- What is being asked: Pick out all lines of the entries that include the word "title" and copy them.

- Available records:

☆ ☆ ☆ ☆ ☆

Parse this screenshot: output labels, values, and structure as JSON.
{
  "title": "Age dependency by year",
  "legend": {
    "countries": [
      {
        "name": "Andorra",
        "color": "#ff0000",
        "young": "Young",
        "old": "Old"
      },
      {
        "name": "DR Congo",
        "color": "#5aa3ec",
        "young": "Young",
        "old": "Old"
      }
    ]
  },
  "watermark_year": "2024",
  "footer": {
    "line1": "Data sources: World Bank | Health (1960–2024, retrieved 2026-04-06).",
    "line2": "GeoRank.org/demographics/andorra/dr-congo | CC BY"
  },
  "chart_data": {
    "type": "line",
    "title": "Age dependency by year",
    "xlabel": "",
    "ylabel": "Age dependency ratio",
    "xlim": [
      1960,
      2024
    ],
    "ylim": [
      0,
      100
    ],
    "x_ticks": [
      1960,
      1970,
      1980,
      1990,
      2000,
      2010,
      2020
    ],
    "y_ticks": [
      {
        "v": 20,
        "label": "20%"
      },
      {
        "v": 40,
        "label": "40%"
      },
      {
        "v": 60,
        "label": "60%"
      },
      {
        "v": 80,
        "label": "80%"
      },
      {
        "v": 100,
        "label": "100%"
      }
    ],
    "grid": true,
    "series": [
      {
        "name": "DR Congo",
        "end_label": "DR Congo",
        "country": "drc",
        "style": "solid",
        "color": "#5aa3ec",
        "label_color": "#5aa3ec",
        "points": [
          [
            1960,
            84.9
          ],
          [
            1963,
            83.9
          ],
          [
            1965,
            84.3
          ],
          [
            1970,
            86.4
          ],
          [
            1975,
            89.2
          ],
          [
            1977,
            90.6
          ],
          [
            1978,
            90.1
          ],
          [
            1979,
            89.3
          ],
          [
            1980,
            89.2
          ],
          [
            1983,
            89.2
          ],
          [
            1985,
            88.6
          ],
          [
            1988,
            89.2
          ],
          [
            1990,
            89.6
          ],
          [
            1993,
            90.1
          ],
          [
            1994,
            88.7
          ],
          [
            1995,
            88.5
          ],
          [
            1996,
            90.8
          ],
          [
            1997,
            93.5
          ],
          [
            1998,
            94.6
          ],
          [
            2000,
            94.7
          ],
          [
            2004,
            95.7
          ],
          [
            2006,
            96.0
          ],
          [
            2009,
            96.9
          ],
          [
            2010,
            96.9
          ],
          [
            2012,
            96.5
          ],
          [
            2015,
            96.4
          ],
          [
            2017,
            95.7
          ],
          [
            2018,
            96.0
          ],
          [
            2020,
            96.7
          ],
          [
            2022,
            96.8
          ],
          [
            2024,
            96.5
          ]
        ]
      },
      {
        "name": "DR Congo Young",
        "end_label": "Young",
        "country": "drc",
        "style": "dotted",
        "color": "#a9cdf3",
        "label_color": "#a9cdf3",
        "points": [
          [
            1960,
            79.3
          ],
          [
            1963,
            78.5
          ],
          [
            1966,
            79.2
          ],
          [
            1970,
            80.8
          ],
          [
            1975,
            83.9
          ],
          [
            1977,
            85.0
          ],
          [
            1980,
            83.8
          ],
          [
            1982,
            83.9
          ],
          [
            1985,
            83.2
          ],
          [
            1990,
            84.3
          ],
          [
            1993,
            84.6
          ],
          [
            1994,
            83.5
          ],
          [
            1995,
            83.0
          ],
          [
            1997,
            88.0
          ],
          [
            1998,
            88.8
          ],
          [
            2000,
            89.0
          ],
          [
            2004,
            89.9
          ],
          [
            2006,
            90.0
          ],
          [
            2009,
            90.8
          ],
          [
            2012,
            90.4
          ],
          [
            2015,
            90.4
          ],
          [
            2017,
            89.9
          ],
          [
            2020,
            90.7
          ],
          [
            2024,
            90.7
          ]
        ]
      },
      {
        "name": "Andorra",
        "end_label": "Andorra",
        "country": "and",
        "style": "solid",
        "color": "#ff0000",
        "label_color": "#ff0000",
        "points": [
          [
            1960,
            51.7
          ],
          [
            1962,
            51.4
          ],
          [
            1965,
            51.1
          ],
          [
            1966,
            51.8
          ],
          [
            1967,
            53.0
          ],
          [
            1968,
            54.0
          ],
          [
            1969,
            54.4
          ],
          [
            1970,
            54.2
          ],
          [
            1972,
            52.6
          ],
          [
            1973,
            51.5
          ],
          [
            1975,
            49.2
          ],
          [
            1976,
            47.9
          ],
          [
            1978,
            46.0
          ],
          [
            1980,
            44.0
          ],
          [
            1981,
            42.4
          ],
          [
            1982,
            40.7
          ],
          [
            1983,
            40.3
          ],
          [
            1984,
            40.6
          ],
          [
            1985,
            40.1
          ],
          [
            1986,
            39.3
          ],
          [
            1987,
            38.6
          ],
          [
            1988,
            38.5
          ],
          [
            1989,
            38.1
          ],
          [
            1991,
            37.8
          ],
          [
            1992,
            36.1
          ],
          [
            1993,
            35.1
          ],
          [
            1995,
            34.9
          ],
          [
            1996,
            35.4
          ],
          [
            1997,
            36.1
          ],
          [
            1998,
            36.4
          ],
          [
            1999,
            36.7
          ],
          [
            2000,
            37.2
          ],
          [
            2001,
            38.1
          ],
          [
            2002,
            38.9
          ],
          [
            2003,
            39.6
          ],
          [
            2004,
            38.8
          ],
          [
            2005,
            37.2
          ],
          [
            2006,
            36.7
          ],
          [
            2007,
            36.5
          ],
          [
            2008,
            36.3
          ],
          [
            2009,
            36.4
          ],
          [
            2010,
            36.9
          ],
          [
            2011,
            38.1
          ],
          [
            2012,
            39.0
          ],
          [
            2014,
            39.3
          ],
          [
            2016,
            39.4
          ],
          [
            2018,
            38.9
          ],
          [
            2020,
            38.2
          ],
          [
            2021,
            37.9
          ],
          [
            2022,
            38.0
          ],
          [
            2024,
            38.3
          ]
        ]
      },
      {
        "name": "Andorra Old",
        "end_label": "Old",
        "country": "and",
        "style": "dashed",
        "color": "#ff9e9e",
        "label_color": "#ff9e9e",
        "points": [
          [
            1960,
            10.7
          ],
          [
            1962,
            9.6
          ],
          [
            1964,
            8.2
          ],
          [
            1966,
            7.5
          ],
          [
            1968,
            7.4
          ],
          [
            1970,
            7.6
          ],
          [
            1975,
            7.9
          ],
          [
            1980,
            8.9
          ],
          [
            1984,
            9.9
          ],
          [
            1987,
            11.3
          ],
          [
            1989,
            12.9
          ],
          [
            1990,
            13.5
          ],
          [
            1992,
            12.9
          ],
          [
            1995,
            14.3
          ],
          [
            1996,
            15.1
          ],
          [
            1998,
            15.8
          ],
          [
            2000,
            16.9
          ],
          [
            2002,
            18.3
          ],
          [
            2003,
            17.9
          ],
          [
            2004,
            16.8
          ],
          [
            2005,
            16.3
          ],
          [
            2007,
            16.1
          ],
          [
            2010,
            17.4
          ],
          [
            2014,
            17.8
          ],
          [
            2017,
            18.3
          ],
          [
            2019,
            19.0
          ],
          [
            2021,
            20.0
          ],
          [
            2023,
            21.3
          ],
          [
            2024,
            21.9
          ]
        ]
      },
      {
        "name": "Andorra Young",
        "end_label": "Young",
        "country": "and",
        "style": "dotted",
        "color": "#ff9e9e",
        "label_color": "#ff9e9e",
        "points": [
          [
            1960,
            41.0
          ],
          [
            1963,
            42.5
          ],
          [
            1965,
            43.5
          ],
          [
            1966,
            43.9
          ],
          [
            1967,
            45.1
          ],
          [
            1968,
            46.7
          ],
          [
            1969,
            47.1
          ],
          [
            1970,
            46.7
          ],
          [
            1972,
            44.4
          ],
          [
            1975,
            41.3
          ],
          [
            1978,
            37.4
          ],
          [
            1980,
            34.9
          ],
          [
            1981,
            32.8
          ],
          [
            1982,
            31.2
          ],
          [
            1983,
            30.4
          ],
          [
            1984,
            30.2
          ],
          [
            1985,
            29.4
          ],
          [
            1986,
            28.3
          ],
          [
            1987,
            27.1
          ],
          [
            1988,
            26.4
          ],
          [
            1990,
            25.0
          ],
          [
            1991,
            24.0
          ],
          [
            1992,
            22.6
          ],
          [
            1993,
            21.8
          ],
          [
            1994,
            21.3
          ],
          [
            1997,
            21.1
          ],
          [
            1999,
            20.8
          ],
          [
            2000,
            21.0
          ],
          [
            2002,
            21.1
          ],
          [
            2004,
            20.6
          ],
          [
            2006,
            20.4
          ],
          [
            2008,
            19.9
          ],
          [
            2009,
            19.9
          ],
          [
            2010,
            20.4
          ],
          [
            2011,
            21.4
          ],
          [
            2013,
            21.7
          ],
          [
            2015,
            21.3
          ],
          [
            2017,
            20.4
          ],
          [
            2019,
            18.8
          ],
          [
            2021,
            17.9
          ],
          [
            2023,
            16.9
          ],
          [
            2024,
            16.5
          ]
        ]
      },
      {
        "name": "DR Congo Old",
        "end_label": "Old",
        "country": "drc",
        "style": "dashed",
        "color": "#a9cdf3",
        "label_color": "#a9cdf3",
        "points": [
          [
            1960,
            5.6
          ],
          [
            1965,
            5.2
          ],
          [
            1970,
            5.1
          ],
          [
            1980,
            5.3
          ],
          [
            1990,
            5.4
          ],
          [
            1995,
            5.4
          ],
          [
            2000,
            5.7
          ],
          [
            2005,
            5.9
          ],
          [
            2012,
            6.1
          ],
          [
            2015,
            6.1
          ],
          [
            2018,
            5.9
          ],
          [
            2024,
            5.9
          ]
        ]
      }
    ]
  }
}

☆ ☆ ☆ ☆ ☆

- Written response:
  "title": "Age dependency by year",
    "title": "Age dependency by year",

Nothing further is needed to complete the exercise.